== WORK TO DO ==
Look through the data below and report how many lines include "name". Only the number should be given.

[BEGIN DATA IN THIS EXERCISE]

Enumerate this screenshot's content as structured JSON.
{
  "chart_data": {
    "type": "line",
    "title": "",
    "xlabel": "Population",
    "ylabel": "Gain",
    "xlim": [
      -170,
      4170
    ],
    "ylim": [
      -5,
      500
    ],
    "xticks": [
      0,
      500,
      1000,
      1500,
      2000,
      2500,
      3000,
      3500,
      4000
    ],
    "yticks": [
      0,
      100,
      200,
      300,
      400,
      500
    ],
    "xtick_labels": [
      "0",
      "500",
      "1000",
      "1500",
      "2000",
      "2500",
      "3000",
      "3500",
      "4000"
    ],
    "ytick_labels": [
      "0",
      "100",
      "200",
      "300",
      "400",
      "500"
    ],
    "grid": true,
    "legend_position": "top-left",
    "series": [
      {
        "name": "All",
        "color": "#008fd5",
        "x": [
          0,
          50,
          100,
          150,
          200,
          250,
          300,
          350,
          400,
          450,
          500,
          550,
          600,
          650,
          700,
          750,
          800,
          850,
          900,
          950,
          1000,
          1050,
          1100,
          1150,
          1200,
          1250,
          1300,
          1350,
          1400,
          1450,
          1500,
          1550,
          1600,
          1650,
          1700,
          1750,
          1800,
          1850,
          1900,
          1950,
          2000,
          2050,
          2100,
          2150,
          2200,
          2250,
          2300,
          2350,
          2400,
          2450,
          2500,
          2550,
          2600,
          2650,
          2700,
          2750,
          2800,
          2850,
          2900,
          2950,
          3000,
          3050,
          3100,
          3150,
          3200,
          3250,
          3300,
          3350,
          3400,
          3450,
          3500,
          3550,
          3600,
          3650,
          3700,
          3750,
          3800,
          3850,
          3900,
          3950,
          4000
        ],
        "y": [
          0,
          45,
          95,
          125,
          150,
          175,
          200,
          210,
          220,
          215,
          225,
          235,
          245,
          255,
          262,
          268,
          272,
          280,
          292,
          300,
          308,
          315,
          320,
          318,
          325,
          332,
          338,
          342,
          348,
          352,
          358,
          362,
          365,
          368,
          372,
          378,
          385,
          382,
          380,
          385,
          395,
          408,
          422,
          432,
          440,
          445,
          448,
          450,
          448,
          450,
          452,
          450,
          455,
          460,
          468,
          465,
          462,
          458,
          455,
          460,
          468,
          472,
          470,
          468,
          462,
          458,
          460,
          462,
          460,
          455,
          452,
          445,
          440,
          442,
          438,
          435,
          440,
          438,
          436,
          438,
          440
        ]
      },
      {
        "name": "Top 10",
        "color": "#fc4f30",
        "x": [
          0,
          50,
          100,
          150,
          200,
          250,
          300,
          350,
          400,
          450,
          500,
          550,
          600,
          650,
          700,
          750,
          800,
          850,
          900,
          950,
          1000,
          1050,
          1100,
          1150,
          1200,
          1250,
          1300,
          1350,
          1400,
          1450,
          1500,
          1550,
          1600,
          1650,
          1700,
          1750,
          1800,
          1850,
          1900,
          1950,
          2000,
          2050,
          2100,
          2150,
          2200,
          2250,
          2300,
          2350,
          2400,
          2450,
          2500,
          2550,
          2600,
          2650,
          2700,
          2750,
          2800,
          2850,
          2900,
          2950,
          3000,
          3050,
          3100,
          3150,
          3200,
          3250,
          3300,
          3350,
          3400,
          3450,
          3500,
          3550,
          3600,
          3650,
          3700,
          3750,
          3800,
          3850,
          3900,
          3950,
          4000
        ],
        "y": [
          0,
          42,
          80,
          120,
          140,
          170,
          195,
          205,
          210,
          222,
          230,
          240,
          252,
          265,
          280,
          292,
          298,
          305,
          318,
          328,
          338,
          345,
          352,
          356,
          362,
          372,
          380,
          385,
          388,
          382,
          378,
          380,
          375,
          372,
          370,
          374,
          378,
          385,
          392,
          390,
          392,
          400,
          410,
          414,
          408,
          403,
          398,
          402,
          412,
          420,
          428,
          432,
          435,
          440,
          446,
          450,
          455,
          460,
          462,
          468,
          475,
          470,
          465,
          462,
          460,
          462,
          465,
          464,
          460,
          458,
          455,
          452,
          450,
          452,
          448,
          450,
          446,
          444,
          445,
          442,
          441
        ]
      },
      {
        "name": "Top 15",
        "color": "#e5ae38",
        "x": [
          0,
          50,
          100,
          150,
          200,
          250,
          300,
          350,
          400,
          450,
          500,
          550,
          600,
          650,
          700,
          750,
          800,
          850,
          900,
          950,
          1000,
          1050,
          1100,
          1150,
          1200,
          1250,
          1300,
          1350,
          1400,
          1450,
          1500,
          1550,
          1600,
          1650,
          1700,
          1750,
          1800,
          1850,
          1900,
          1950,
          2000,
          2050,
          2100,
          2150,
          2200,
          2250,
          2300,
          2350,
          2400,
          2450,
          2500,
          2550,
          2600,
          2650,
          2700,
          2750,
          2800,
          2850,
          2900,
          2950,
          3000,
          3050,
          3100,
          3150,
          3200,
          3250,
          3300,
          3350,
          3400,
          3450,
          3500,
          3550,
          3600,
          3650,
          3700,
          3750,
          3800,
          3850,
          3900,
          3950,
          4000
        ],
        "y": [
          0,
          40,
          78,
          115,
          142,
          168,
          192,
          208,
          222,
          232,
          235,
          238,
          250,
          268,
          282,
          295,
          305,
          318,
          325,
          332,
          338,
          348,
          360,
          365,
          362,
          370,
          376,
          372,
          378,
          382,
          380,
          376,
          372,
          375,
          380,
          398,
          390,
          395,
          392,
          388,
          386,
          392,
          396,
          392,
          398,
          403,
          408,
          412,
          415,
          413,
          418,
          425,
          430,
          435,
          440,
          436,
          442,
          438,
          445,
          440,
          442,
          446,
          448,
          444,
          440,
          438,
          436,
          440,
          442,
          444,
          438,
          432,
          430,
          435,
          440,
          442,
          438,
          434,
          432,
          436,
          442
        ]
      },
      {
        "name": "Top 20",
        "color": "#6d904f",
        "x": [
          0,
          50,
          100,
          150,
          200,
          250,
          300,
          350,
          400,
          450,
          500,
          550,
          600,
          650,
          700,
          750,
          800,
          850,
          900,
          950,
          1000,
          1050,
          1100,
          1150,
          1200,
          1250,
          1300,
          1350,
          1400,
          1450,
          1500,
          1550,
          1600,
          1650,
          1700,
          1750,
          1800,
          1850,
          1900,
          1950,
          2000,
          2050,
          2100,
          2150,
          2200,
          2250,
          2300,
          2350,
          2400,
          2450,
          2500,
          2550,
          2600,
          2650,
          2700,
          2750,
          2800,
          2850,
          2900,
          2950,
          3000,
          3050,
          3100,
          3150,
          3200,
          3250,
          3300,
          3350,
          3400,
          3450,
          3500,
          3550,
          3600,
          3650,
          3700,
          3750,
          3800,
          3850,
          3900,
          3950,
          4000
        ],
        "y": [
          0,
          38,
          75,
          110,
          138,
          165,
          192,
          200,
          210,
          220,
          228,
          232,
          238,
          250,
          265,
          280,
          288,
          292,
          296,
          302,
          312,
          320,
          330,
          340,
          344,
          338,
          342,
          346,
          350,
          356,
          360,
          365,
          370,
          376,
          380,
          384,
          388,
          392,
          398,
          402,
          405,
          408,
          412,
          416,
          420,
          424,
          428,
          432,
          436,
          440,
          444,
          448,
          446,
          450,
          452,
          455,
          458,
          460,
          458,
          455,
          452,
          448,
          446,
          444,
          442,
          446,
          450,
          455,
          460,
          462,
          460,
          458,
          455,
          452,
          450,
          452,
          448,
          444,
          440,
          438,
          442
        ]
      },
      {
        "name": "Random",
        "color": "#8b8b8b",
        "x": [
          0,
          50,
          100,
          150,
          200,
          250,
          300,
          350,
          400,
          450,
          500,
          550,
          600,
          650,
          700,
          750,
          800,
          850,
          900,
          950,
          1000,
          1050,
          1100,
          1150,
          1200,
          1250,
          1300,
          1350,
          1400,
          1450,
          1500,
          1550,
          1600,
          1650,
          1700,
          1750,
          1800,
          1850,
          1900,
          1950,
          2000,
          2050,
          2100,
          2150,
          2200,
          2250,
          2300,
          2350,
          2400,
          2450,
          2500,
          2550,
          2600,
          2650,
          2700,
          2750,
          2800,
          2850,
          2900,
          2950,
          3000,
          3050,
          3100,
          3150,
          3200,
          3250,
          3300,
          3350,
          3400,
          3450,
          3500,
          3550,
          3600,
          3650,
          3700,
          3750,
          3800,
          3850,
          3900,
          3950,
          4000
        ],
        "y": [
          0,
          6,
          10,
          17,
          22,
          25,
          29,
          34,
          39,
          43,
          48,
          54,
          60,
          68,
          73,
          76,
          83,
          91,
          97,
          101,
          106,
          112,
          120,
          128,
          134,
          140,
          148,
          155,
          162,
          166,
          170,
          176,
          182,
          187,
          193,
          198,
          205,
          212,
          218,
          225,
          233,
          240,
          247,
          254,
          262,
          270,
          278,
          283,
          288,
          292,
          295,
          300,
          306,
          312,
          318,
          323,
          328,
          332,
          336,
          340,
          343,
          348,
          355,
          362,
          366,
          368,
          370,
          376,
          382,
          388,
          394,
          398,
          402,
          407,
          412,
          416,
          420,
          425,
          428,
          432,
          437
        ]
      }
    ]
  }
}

[END DATA IN THIS EXERCISE]

== CORRECT OUTPUT ==
5